Data entries:
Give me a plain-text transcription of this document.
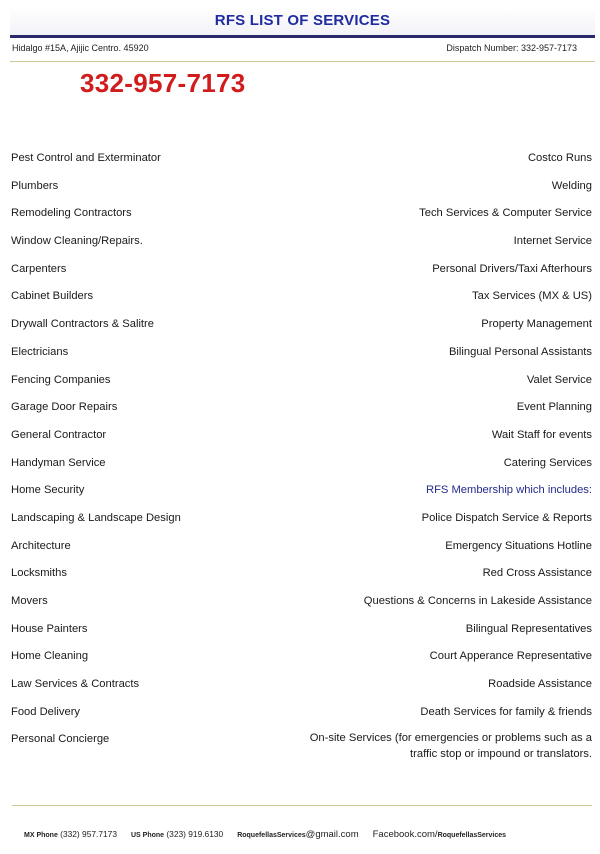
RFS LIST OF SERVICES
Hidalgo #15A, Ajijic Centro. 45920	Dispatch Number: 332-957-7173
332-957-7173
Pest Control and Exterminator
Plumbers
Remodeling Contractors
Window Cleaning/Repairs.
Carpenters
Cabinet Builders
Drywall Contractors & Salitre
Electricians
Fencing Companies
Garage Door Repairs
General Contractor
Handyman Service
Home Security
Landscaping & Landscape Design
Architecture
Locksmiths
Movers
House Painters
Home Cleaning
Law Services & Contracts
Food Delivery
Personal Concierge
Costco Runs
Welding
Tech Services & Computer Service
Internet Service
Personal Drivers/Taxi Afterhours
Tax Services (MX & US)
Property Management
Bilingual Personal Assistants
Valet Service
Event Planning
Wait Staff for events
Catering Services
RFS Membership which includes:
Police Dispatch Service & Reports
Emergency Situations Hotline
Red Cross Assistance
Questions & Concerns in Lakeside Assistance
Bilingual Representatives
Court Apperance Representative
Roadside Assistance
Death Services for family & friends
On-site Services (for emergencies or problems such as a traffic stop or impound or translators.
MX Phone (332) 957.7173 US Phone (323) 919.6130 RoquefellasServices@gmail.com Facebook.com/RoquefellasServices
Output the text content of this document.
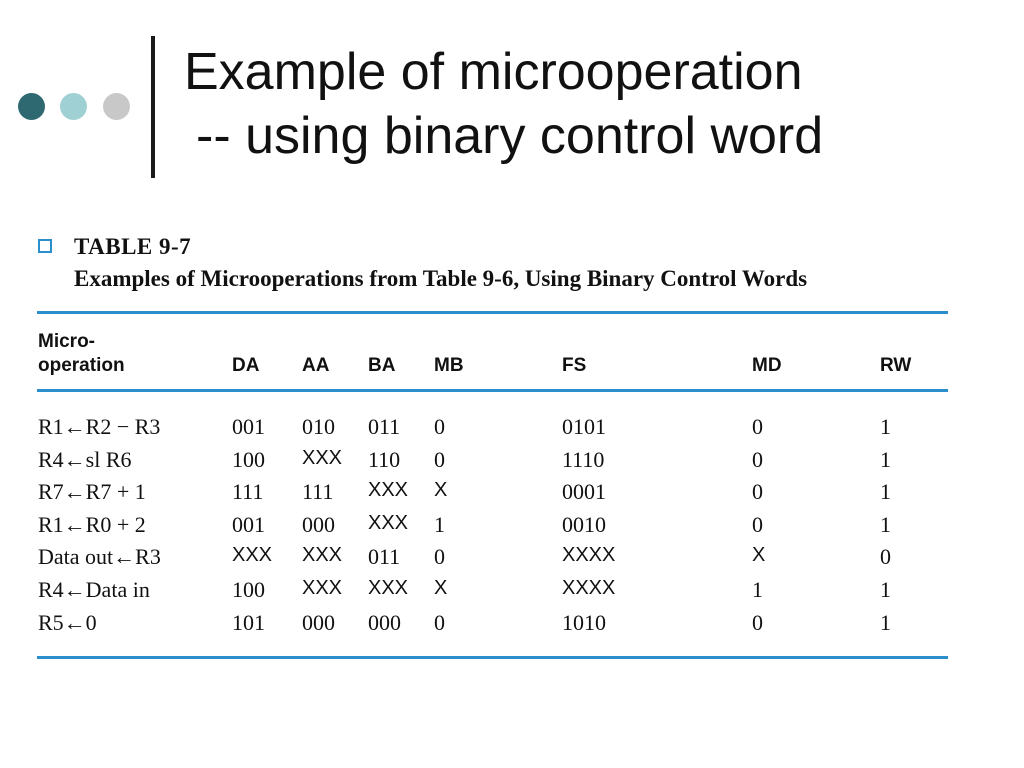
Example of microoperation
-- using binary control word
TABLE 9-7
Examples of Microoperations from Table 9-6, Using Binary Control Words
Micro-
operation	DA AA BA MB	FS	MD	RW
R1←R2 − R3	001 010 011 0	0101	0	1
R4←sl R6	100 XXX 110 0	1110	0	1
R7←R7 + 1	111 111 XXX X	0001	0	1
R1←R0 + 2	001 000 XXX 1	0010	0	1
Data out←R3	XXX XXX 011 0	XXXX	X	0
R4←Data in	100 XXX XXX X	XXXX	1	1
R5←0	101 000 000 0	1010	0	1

---

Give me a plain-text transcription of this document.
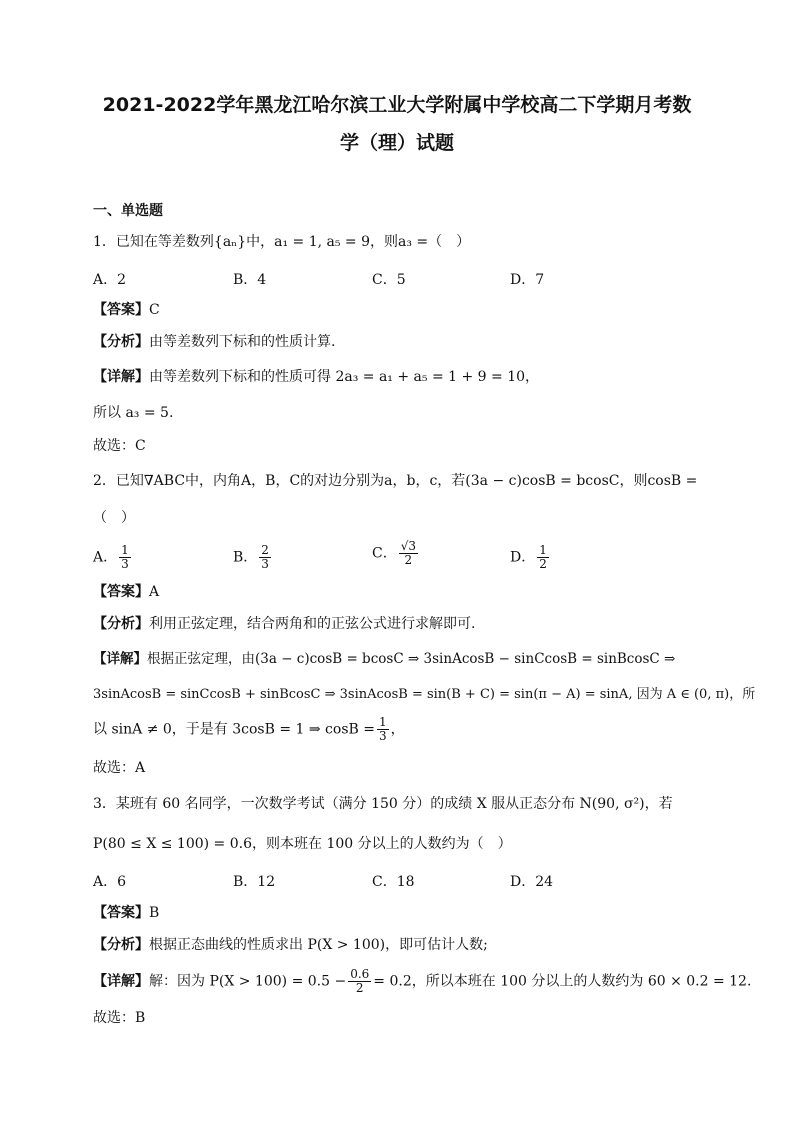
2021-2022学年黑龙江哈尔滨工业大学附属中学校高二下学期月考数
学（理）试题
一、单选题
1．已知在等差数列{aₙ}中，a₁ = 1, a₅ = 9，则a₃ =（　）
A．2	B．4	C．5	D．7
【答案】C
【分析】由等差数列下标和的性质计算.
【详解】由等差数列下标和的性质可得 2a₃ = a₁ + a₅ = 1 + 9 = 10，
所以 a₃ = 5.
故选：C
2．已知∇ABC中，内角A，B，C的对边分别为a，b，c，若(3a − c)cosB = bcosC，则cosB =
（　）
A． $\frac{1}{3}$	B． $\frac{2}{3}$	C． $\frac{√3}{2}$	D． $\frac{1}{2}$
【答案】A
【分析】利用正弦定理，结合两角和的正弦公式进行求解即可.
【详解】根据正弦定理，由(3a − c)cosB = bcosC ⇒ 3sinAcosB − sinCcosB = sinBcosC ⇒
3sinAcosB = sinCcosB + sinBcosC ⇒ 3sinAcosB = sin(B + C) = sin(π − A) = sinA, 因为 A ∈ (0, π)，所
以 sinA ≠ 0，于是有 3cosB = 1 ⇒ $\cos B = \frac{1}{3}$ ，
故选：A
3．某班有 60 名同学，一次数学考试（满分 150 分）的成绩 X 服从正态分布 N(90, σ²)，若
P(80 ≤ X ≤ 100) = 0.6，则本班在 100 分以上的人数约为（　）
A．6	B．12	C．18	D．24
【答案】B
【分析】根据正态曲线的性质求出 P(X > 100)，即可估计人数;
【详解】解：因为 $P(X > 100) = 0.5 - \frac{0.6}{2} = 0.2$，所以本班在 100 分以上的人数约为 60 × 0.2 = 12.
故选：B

---

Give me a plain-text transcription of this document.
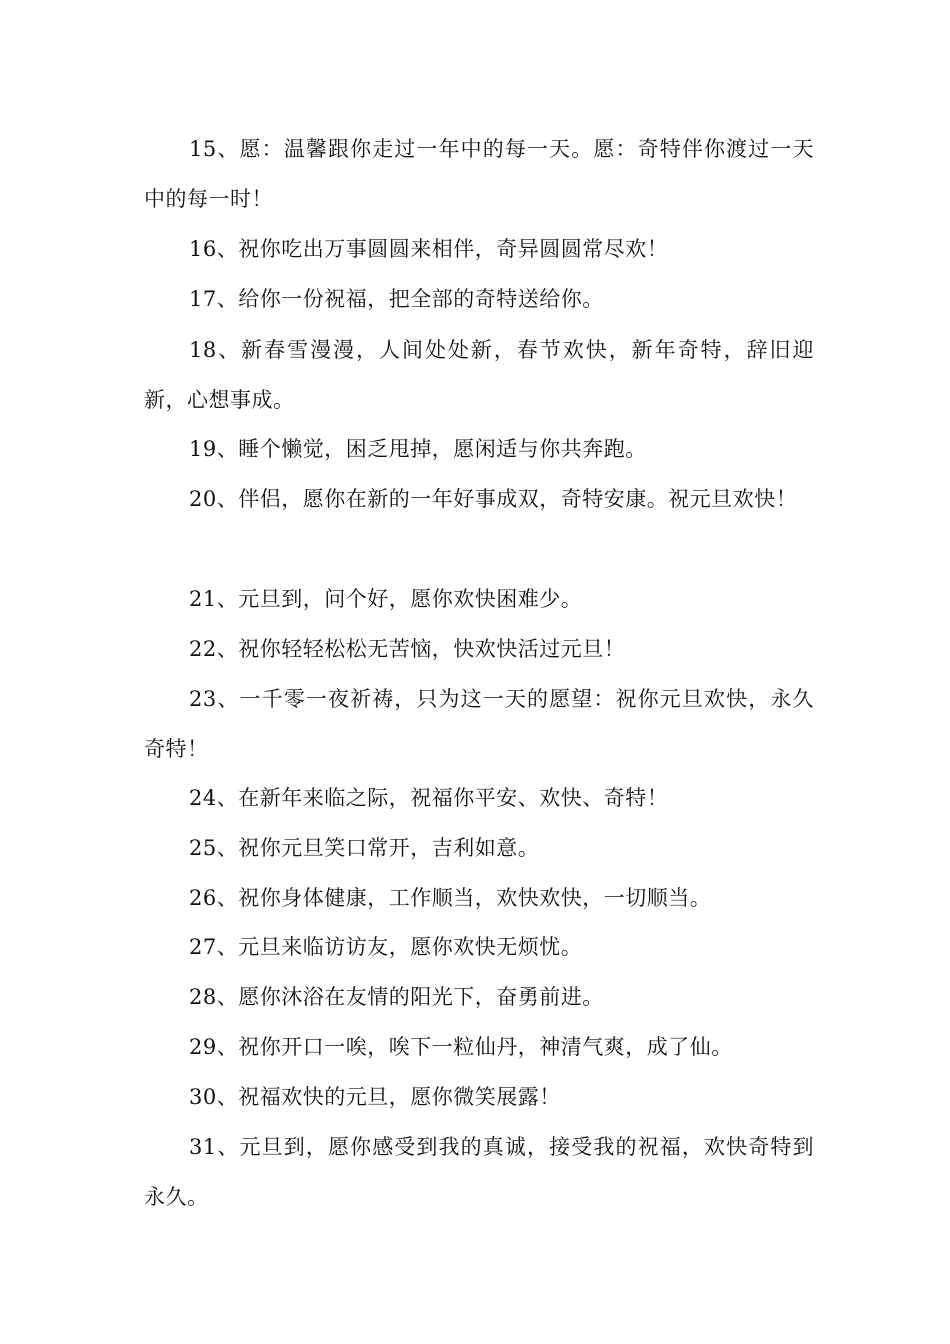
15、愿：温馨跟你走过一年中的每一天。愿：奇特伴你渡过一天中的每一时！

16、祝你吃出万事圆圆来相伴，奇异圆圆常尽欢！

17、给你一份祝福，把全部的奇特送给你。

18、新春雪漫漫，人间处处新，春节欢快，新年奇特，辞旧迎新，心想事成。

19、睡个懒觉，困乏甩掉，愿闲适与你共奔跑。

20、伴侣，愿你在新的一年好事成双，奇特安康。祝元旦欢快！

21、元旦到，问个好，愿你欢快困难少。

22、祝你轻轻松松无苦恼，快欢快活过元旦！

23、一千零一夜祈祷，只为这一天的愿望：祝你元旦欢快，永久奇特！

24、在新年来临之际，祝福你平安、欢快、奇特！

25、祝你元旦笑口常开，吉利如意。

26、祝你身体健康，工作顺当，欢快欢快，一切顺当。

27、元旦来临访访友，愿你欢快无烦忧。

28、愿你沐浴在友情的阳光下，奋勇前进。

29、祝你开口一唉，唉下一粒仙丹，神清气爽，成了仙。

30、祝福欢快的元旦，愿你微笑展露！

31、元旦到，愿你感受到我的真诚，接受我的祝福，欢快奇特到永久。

Problem to solve:
Locate each line containing the string "frac" and show it.

Exercise solution:
A． $\frac{1}{3}$	B． $\frac{2}{3}$	C． $\frac{√3}{2}$	D． $\frac{1}{2}$
以 sinA ≠ 0，于是有 3cosB = 1 ⇒ $\cos B = \frac{1}{3}$ ，
【详解】解：因为 $P(X > 100) = 0.5 - \frac{0.6}{2} = 0.2$，所以本班在 100 分以上的人数约为 60 × 0.2 = 12.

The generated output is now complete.